• [Task data]:

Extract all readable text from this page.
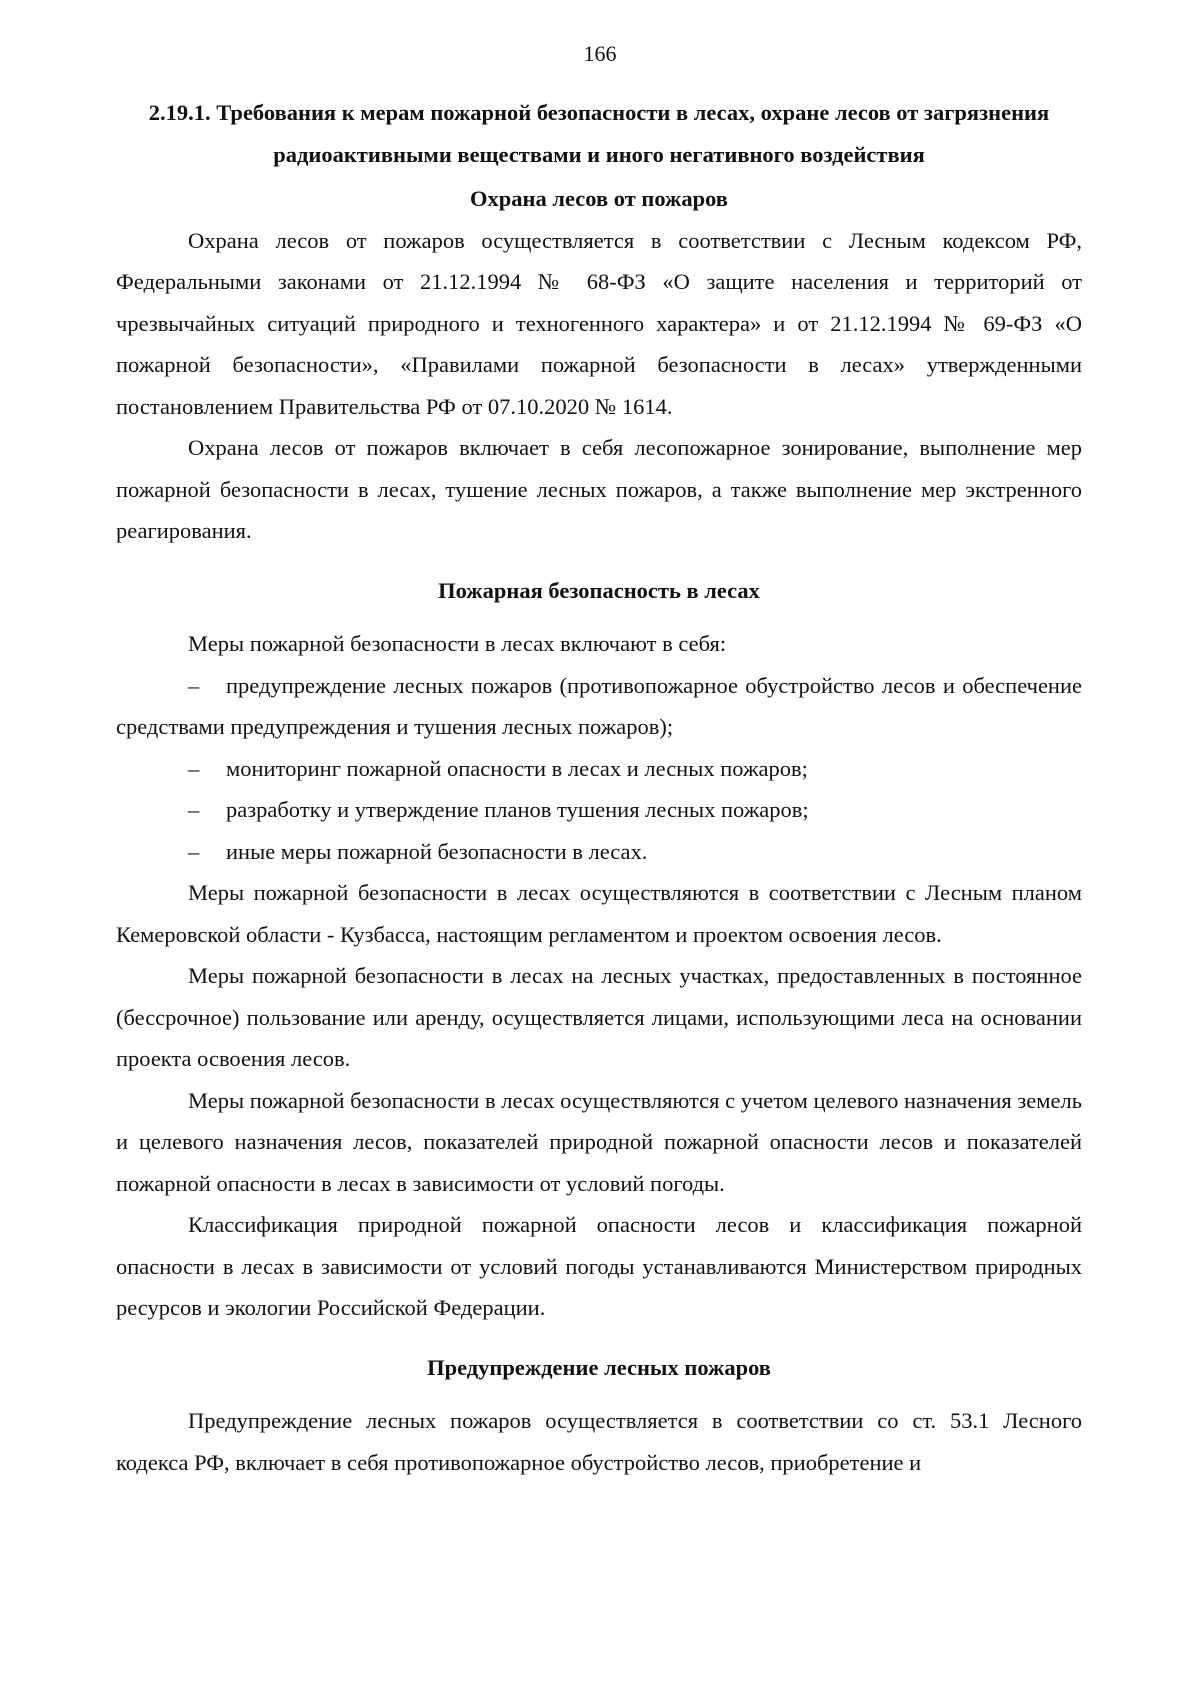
166
2.19.1. Требования к мерам пожарной безопасности в лесах, охране лесов от загрязнения радиоактивными веществами и иного негативного воздействия
Охрана лесов от пожаров

Охрана лесов от пожаров осуществляется в соответствии с Лесным кодексом РФ, Федеральными законами от 21.12.1994 № 68-ФЗ «О защите населения и территорий от чрезвычайных ситуаций природного и техногенного характера» и от 21.12.1994 № 69-ФЗ «О пожарной безопасности», «Правилами пожарной безопасности в лесах» утвержденными постановлением Правительства РФ от 07.10.2020 № 1614.

Охрана лесов от пожаров включает в себя лесопожарное зонирование, выполнение мер пожарной безопасности в лесах, тушение лесных пожаров, а также выполнение мер экстренного реагирования.

Пожарная безопасность в лесах

Меры пожарной безопасности в лесах включают в себя:

– предупреждение лесных пожаров (противопожарное обустройство лесов и обеспечение средствами предупреждения и тушения лесных пожаров);

– мониторинг пожарной опасности в лесах и лесных пожаров;

– разработку и утверждение планов тушения лесных пожаров;

– иные меры пожарной безопасности в лесах.

Меры пожарной безопасности в лесах осуществляются в соответствии с Лесным планом Кемеровской области - Кузбасса, настоящим регламентом и проектом освоения лесов.

Меры пожарной безопасности в лесах на лесных участках, предоставленных в постоянное (бессрочное) пользование или аренду, осуществляется лицами, использующими леса на основании проекта освоения лесов.

Меры пожарной безопасности в лесах осуществляются с учетом целевого назначения земель и целевого назначения лесов, показателей природной пожарной опасности лесов и показателей пожарной опасности в лесах в зависимости от условий погоды.

Классификация природной пожарной опасности лесов и классификация пожарной опасности в лесах в зависимости от условий погоды устанавливаются Министерством природных ресурсов и экологии Российской Федерации.

Предупреждение лесных пожаров

Предупреждение лесных пожаров осуществляется в соответствии со ст. 53.1 Лесного кодекса РФ, включает в себя противопожарное обустройство лесов, приобретение и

• [Task to complete]:
Reproduce all the records verbatim, excluding images.

• [Solution to this task]:
Extract all readable text from this page.
166
2.19.1. Требования к мерам пожарной безопасности в лесах, охране лесов от загрязнения радиоактивными веществами и иного негативного воздействия
Охрана лесов от пожаров

Охрана лесов от пожаров осуществляется в соответствии с Лесным кодексом РФ, Федеральными законами от 21.12.1994 № 68-ФЗ «О защите населения и территорий от чрезвычайных ситуаций природного и техногенного характера» и от 21.12.1994 № 69-ФЗ «О пожарной безопасности», «Правилами пожарной безопасности в лесах» утвержденными постановлением Правительства РФ от 07.10.2020 № 1614.

Охрана лесов от пожаров включает в себя лесопожарное зонирование, выполнение мер пожарной безопасности в лесах, тушение лесных пожаров, а также выполнение мер экстренного реагирования.

Пожарная безопасность в лесах

Меры пожарной безопасности в лесах включают в себя:

– предупреждение лесных пожаров (противопожарное обустройство лесов и обеспечение средствами предупреждения и тушения лесных пожаров);

– мониторинг пожарной опасности в лесах и лесных пожаров;

– разработку и утверждение планов тушения лесных пожаров;

– иные меры пожарной безопасности в лесах.

Меры пожарной безопасности в лесах осуществляются в соответствии с Лесным планом Кемеровской области - Кузбасса, настоящим регламентом и проектом освоения лесов.

Меры пожарной безопасности в лесах на лесных участках, предоставленных в постоянное (бессрочное) пользование или аренду, осуществляется лицами, использующими леса на основании проекта освоения лесов.

Меры пожарной безопасности в лесах осуществляются с учетом целевого назначения земель и целевого назначения лесов, показателей природной пожарной опасности лесов и показателей пожарной опасности в лесах в зависимости от условий погоды.

Классификация природной пожарной опасности лесов и классификация пожарной опасности в лесах в зависимости от условий погоды устанавливаются Министерством природных ресурсов и экологии Российской Федерации.

Предупреждение лесных пожаров

Предупреждение лесных пожаров осуществляется в соответствии со ст. 53.1 Лесного кодекса РФ, включает в себя противопожарное обустройство лесов, приобретение и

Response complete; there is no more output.